/---

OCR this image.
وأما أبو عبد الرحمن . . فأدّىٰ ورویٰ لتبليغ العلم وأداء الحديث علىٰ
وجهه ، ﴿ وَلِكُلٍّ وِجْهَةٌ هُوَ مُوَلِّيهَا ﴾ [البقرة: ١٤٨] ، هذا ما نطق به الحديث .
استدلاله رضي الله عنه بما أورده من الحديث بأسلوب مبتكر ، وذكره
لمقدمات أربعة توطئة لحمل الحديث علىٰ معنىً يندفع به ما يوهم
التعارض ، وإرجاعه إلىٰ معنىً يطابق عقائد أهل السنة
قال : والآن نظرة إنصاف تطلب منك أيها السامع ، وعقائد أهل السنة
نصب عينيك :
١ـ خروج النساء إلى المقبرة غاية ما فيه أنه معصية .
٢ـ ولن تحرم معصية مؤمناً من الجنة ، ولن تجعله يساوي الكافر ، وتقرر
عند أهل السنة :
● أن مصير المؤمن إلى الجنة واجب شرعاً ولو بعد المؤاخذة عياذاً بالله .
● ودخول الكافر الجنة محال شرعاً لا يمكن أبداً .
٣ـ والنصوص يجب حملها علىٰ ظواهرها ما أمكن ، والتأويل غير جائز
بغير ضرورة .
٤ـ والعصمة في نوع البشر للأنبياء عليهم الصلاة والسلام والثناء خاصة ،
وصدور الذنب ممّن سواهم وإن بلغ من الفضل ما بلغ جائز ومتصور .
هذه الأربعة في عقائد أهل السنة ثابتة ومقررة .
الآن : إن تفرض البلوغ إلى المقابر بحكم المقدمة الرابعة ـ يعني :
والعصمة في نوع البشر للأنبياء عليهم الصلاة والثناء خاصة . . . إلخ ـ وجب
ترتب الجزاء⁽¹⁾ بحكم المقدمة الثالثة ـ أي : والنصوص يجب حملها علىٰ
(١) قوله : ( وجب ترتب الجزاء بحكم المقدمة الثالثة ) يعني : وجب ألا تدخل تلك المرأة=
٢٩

\---

▶ PROBLEM TO WORK ON: Quote every line of the data, word for word.

▶ FULL SOLUTION:
OCR this image.
وأما أبو عبد الرحمن . . فأدّىٰ ورویٰ لتبليغ العلم وأداء الحديث علىٰ
وجهه ، ﴿ وَلِكُلٍّ وِجْهَةٌ هُوَ مُوَلِّيهَا ﴾ [البقرة: ١٤٨] ، هذا ما نطق به الحديث .
استدلاله رضي الله عنه بما أورده من الحديث بأسلوب مبتكر ، وذكره
لمقدمات أربعة توطئة لحمل الحديث علىٰ معنىً يندفع به ما يوهم
التعارض ، وإرجاعه إلىٰ معنىً يطابق عقائد أهل السنة
قال : والآن نظرة إنصاف تطلب منك أيها السامع ، وعقائد أهل السنة
نصب عينيك :
١ـ خروج النساء إلى المقبرة غاية ما فيه أنه معصية .
٢ـ ولن تحرم معصية مؤمناً من الجنة ، ولن تجعله يساوي الكافر ، وتقرر
عند أهل السنة :
● أن مصير المؤمن إلى الجنة واجب شرعاً ولو بعد المؤاخذة عياذاً بالله .
● ودخول الكافر الجنة محال شرعاً لا يمكن أبداً .
٣ـ والنصوص يجب حملها علىٰ ظواهرها ما أمكن ، والتأويل غير جائز
بغير ضرورة .
٤ـ والعصمة في نوع البشر للأنبياء عليهم الصلاة والسلام والثناء خاصة ،
وصدور الذنب ممّن سواهم وإن بلغ من الفضل ما بلغ جائز ومتصور .
هذه الأربعة في عقائد أهل السنة ثابتة ومقررة .
الآن : إن تفرض البلوغ إلى المقابر بحكم المقدمة الرابعة ـ يعني :
والعصمة في نوع البشر للأنبياء عليهم الصلاة والثناء خاصة . . . إلخ ـ وجب
ترتب الجزاء⁽¹⁾ بحكم المقدمة الثالثة ـ أي : والنصوص يجب حملها علىٰ
(١) قوله : ( وجب ترتب الجزاء بحكم المقدمة الثالثة ) يعني : وجب ألا تدخل تلك المرأة=
٢٩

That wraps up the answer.